Task description: Pull each line holding "ylabel" out of the entries below.

Data for this exercise:

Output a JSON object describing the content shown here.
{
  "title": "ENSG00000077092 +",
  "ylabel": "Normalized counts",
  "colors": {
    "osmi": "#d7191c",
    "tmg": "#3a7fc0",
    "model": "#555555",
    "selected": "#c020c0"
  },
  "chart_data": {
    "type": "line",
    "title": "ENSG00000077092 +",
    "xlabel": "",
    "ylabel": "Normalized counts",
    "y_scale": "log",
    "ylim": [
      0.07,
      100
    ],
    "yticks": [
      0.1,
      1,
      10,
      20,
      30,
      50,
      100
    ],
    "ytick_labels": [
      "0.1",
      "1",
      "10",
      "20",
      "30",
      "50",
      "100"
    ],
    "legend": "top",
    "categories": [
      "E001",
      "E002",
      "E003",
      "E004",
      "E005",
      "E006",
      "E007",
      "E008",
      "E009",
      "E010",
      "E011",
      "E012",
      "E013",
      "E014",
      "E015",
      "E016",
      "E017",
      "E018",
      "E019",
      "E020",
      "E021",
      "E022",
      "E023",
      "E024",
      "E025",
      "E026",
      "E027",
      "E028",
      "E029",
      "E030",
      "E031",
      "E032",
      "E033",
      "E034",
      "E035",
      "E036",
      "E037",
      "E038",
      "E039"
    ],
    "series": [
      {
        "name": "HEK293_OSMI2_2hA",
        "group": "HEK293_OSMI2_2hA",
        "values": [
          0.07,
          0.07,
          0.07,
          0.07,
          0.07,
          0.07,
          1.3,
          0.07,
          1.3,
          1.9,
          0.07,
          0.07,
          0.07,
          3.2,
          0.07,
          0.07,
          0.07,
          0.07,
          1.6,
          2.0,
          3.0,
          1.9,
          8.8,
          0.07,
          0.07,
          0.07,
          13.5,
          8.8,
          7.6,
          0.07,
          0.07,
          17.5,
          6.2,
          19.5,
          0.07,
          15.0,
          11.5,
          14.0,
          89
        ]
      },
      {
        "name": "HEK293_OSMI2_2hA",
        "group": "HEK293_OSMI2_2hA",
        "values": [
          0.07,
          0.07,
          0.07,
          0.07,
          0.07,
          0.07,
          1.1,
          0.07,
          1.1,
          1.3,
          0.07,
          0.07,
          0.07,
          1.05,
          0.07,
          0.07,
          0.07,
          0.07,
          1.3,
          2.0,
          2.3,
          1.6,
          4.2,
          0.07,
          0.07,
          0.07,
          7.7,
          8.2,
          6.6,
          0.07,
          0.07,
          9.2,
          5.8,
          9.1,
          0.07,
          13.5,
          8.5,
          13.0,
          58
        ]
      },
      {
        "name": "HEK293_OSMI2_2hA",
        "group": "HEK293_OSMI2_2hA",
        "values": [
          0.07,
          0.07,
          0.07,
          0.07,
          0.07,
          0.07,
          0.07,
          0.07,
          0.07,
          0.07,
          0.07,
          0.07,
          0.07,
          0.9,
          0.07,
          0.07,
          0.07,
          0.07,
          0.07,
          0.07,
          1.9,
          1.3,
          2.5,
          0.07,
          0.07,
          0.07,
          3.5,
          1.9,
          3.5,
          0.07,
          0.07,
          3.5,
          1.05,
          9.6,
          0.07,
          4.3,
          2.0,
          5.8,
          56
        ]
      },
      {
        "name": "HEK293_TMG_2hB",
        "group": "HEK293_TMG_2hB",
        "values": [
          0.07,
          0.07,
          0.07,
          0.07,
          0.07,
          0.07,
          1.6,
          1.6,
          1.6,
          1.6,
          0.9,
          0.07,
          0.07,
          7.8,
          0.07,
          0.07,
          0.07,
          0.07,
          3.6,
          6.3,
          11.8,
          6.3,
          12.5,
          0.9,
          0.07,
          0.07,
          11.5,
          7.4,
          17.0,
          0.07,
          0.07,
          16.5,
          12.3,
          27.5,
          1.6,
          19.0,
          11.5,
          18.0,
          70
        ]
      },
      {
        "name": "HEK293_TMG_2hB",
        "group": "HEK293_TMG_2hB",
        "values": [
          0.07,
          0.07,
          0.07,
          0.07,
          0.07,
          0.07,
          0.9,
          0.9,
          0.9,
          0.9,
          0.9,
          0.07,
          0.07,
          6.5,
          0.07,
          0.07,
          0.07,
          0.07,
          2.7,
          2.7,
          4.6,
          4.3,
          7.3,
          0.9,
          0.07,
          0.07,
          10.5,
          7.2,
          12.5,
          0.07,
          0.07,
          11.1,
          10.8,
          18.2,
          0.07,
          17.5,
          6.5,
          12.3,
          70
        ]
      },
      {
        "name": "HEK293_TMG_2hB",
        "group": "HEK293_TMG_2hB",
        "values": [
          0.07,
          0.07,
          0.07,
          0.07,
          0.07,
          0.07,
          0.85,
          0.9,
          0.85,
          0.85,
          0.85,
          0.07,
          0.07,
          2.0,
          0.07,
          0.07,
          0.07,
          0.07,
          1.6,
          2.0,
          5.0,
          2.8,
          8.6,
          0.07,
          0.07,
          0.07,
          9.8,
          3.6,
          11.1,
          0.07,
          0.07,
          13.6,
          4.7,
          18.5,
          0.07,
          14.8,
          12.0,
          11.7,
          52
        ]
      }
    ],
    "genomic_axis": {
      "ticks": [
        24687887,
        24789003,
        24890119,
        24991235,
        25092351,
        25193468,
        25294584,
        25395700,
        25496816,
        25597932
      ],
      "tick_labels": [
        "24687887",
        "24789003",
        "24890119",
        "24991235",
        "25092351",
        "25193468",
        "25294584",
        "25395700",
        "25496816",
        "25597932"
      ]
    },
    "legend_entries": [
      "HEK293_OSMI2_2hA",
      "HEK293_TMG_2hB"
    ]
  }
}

Solved problem:
  "ylabel": "Normalized counts",
    "ylabel": "Normalized counts",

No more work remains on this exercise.